*Stated exercise:* Search the data below for the word "구하여라" and copy each line that holds it.

════════════════

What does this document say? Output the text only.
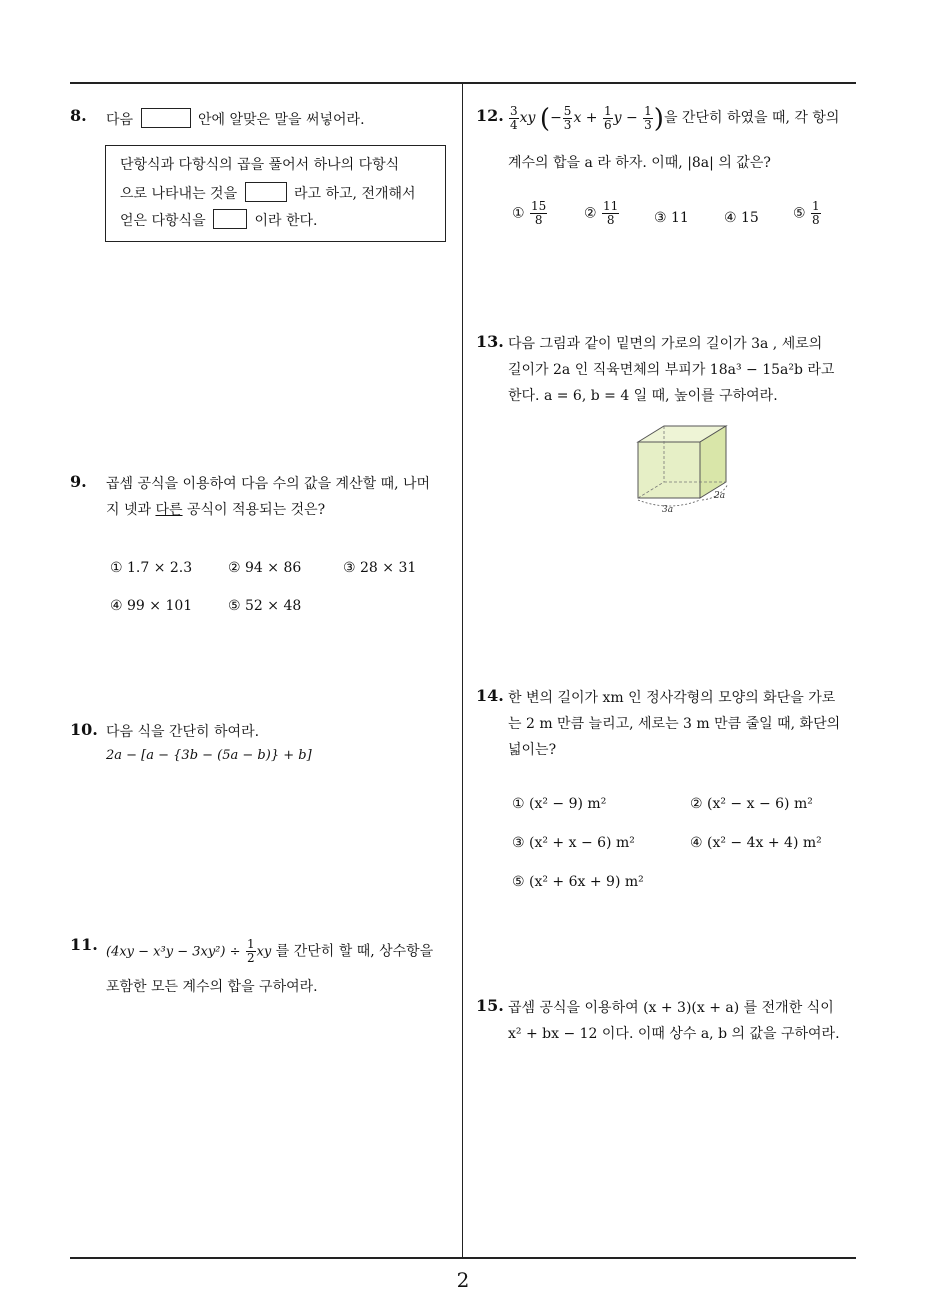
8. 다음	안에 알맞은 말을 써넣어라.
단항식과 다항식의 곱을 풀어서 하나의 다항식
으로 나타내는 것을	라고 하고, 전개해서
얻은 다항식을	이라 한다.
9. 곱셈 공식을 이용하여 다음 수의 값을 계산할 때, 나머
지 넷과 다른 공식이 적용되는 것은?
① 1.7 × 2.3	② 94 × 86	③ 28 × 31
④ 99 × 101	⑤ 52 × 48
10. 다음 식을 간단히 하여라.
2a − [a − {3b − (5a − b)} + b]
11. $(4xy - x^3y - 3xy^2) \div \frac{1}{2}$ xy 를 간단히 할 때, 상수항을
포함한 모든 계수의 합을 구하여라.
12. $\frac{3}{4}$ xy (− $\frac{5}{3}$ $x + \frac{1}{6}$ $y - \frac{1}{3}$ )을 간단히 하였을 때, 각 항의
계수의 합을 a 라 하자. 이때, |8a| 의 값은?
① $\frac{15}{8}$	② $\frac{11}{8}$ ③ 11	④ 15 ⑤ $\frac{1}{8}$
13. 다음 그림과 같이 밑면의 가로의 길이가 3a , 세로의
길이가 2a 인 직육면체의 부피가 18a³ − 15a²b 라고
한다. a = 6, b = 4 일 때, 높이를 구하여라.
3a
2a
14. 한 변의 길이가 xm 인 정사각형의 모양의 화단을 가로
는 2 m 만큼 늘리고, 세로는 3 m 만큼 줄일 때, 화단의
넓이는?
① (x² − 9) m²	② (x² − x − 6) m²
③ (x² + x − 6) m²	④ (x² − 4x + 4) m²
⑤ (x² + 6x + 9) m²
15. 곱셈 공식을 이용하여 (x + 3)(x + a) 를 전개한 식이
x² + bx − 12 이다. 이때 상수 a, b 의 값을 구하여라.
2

════════════════

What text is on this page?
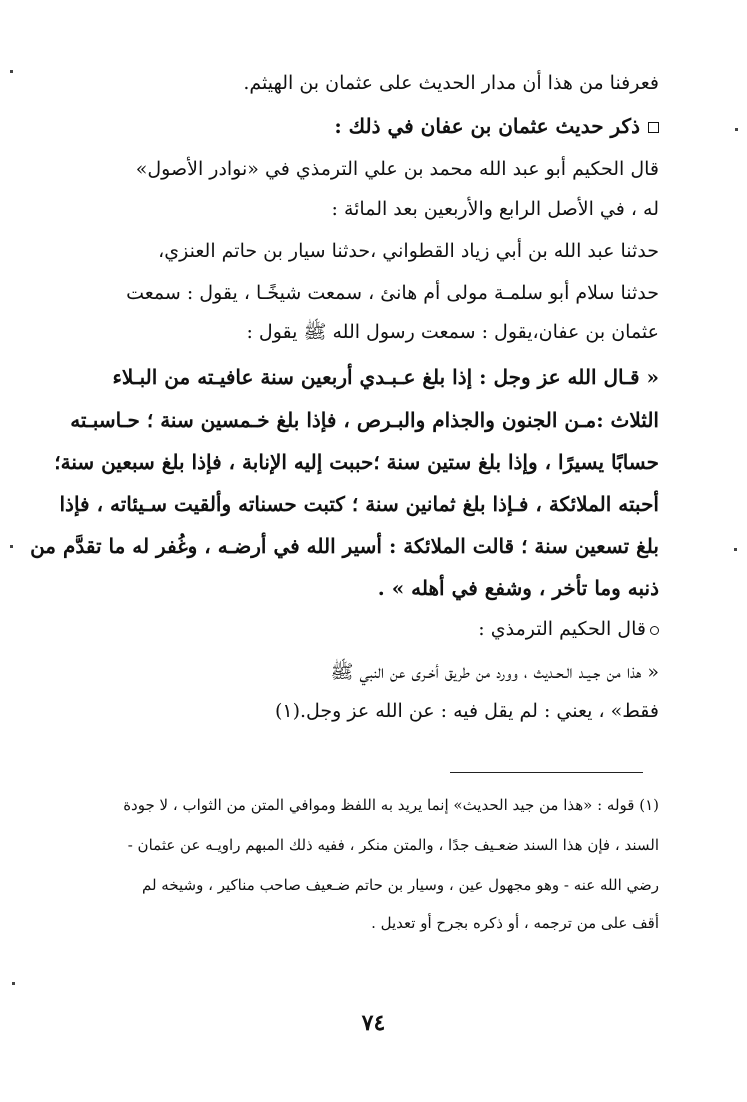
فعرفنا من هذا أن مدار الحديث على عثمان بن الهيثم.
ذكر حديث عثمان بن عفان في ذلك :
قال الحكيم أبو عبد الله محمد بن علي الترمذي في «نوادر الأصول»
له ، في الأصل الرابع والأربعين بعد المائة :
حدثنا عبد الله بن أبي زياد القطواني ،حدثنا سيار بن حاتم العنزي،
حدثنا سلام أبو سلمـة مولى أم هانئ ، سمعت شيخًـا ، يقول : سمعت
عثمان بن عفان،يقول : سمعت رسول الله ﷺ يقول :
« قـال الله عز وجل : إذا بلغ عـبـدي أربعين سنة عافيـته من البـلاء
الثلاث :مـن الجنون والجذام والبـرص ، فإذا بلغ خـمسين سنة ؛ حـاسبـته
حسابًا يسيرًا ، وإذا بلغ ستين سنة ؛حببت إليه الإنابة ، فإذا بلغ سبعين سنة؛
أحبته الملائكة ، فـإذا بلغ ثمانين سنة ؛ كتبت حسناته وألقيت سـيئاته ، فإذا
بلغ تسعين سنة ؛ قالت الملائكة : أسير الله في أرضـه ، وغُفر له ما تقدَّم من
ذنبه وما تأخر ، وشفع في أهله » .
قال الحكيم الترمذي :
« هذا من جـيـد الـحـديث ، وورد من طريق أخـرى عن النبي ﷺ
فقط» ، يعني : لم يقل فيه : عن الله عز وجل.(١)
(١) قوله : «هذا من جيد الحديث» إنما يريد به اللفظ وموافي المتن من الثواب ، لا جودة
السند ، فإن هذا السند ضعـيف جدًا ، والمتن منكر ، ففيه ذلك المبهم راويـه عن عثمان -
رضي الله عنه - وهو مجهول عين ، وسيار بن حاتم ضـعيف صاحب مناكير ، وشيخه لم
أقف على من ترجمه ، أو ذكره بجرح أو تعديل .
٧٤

════════════════

*Answer to this task:*
포함한 모든 계수의 합을 구하여라.
한다. a = 6, b = 4 일 때, 높이를 구하여라.
x² + bx − 12 이다. 이때 상수 a, b 의 값을 구하여라.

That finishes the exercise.